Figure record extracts
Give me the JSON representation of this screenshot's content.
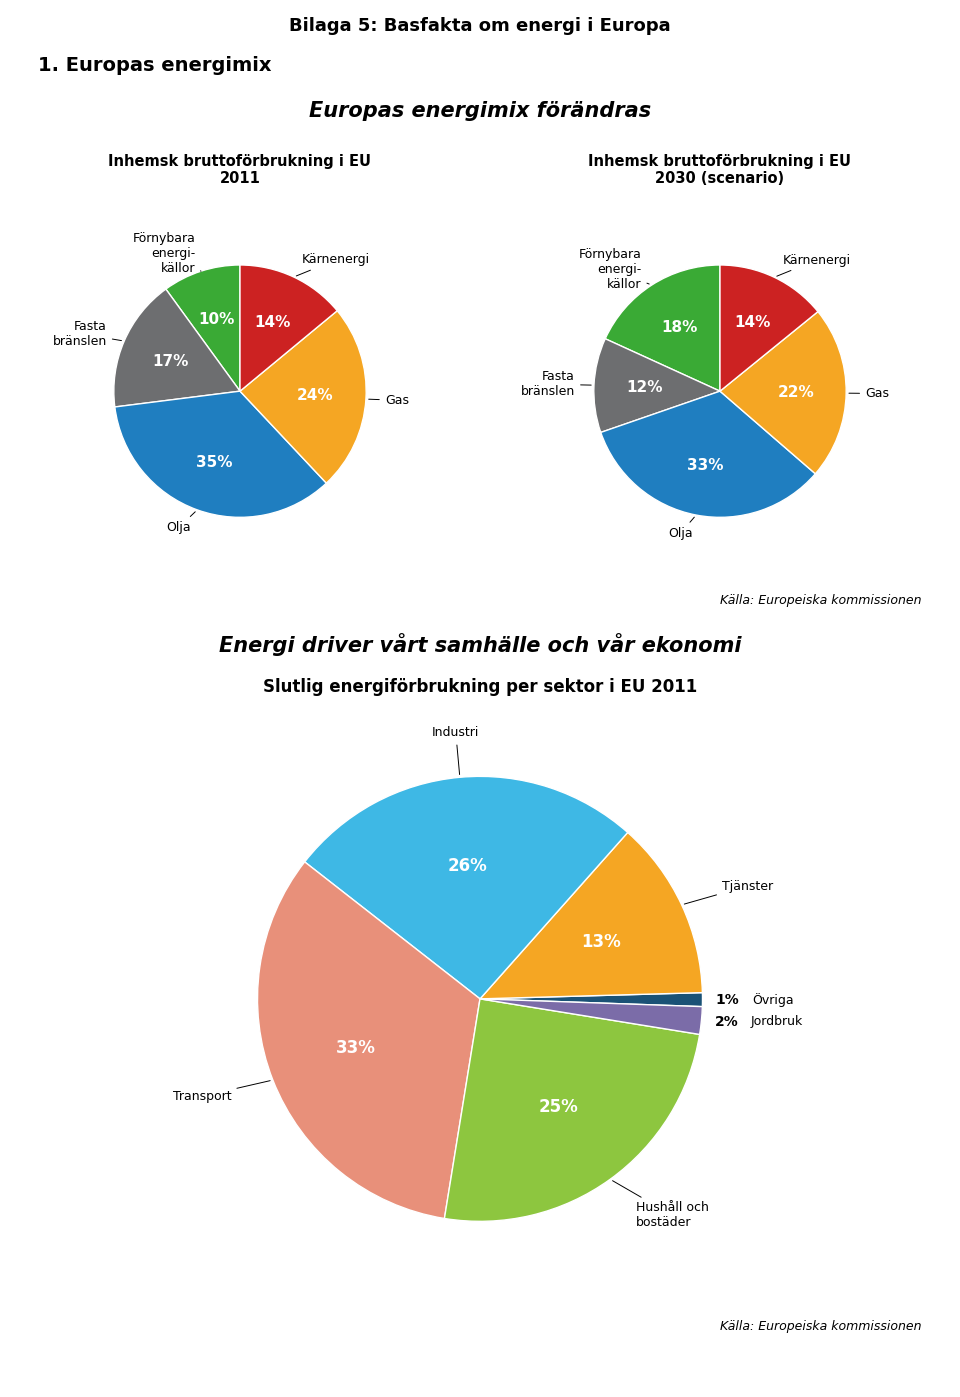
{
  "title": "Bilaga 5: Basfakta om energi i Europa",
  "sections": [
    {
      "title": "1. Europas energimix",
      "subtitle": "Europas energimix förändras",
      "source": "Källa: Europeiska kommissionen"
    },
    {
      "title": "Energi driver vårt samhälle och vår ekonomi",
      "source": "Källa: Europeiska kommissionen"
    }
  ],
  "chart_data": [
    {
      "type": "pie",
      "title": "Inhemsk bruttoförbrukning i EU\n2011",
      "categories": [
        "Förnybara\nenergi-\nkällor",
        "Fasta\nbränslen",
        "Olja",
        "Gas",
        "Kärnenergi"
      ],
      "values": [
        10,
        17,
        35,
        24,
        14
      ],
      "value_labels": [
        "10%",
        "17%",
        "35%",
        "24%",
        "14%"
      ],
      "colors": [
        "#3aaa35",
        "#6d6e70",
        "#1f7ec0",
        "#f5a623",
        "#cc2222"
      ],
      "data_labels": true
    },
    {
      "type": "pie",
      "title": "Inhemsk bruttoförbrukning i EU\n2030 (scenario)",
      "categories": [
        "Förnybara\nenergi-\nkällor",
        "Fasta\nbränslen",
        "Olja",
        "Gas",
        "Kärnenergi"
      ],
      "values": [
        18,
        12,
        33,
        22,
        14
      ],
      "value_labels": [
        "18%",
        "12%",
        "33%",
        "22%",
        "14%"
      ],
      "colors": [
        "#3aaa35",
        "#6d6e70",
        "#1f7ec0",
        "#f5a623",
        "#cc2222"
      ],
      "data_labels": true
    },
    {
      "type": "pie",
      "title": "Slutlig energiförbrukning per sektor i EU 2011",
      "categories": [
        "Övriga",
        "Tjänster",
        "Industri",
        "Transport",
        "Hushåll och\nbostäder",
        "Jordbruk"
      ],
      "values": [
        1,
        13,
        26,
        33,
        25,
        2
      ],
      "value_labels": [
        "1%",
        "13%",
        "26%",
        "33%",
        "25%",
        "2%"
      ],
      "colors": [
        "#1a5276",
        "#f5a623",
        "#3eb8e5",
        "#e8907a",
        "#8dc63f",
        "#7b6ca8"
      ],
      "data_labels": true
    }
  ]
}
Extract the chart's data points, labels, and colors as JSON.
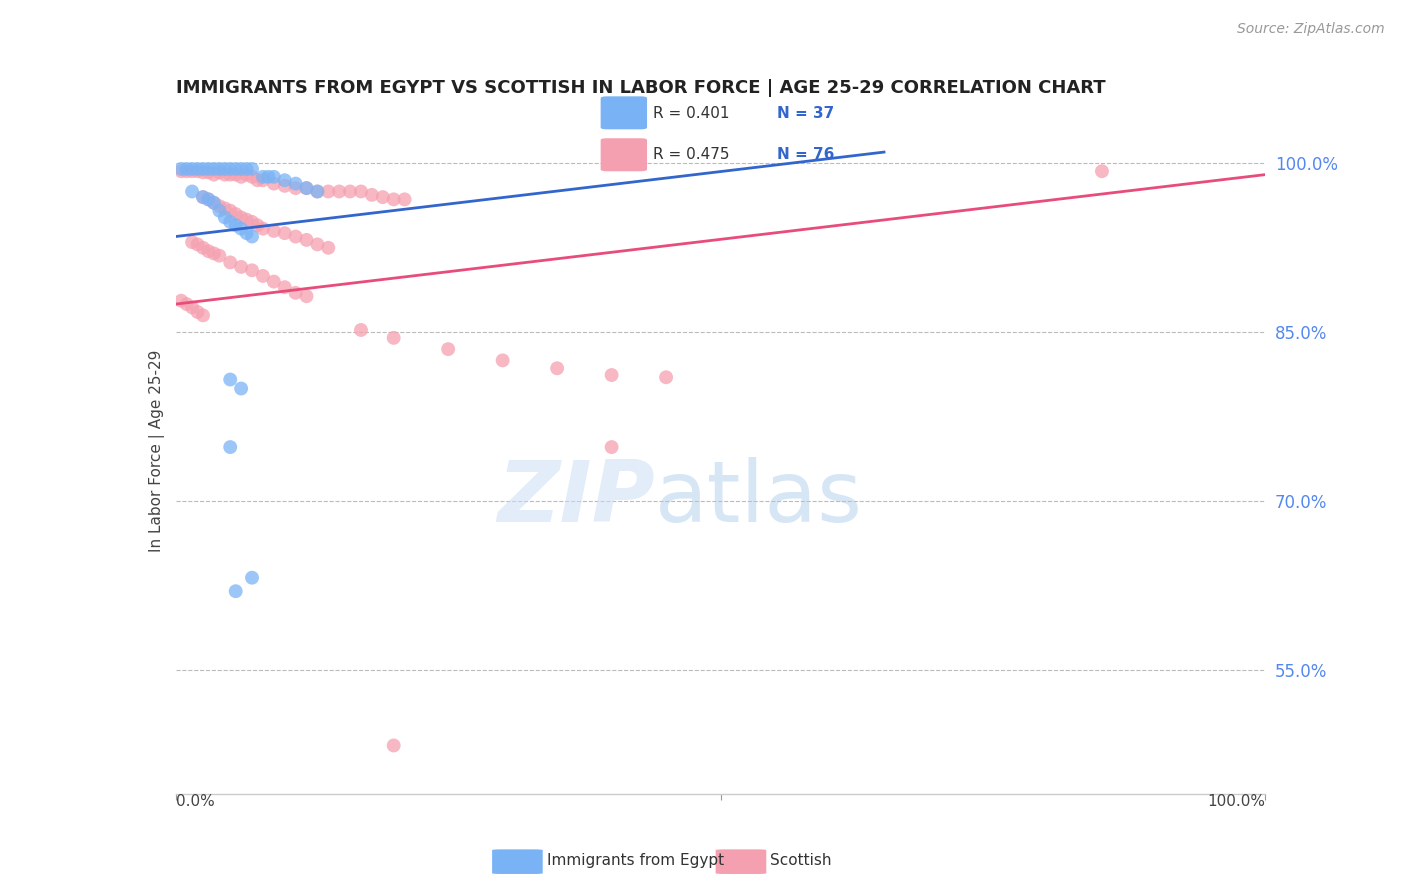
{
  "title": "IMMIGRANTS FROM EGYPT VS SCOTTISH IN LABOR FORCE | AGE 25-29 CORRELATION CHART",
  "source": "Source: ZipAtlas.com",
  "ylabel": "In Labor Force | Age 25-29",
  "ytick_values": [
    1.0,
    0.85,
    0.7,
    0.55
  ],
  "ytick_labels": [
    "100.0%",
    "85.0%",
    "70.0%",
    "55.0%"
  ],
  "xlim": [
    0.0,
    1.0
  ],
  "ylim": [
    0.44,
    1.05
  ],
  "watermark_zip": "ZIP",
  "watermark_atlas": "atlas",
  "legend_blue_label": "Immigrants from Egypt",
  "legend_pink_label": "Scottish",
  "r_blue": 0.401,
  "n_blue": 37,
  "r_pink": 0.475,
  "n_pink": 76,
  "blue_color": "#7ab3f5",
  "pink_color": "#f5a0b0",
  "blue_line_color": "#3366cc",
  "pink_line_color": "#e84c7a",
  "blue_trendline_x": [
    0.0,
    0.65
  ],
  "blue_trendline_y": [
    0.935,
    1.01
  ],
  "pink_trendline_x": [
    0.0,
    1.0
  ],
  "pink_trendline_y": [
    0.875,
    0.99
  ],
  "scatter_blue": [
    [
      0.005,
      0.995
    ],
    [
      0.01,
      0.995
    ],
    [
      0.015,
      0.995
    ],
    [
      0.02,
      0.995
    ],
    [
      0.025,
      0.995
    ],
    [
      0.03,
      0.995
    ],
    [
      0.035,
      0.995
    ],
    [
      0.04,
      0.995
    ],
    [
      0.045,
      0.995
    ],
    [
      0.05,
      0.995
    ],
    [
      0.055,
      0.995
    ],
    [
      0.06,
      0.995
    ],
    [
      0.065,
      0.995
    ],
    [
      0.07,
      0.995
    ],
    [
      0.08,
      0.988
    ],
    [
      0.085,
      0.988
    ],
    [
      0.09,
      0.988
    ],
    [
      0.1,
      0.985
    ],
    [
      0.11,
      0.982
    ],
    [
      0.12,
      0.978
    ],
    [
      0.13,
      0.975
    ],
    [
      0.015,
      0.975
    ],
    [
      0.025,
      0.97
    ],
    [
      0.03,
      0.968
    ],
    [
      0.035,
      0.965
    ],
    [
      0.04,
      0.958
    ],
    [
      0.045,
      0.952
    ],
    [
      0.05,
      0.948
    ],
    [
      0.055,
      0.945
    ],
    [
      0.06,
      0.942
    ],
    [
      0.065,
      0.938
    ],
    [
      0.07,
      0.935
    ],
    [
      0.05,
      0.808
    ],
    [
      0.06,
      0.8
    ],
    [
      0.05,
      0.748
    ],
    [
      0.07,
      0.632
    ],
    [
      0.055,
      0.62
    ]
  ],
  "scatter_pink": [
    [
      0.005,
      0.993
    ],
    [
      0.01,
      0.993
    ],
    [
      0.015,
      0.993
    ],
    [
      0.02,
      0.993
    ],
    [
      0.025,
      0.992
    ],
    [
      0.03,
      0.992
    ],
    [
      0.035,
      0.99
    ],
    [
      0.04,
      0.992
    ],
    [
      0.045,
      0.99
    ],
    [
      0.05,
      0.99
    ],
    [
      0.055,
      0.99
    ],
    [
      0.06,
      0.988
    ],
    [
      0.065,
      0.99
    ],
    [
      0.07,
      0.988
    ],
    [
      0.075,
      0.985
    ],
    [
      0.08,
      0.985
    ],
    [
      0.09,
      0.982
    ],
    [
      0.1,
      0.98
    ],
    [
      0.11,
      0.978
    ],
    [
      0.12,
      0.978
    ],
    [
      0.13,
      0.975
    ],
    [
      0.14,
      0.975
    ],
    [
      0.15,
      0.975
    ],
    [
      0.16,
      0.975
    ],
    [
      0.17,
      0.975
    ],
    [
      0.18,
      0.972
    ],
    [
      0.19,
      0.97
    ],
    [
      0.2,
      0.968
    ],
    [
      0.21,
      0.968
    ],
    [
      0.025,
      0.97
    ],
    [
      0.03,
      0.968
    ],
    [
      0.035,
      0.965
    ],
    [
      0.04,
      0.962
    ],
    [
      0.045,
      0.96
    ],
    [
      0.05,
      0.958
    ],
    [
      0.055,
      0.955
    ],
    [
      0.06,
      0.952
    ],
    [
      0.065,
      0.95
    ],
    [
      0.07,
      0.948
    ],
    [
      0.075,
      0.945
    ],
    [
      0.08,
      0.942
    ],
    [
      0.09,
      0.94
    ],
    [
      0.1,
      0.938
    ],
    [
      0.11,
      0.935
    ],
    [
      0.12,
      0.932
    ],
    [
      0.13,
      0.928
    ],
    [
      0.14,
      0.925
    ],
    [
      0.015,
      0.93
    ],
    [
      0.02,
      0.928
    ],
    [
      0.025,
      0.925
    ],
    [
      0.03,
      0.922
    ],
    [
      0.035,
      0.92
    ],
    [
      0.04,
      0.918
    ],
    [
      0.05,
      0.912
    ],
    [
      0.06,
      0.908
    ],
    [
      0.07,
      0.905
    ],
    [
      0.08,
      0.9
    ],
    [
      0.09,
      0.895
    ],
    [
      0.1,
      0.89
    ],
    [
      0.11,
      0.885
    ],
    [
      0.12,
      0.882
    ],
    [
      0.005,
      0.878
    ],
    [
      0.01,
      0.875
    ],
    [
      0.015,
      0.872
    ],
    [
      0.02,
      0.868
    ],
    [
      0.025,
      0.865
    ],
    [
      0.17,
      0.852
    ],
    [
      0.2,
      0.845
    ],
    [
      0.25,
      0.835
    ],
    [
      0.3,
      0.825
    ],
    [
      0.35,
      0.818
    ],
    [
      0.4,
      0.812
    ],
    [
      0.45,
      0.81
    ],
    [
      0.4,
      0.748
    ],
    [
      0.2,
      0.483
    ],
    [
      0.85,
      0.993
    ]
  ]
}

:: What is asked ::
Read the entries and pick out all lines that include the word "Europas".

:: Result for this exercise ::
      "title": "1. Europas energimix",
      "subtitle": "Europas energimix förändras",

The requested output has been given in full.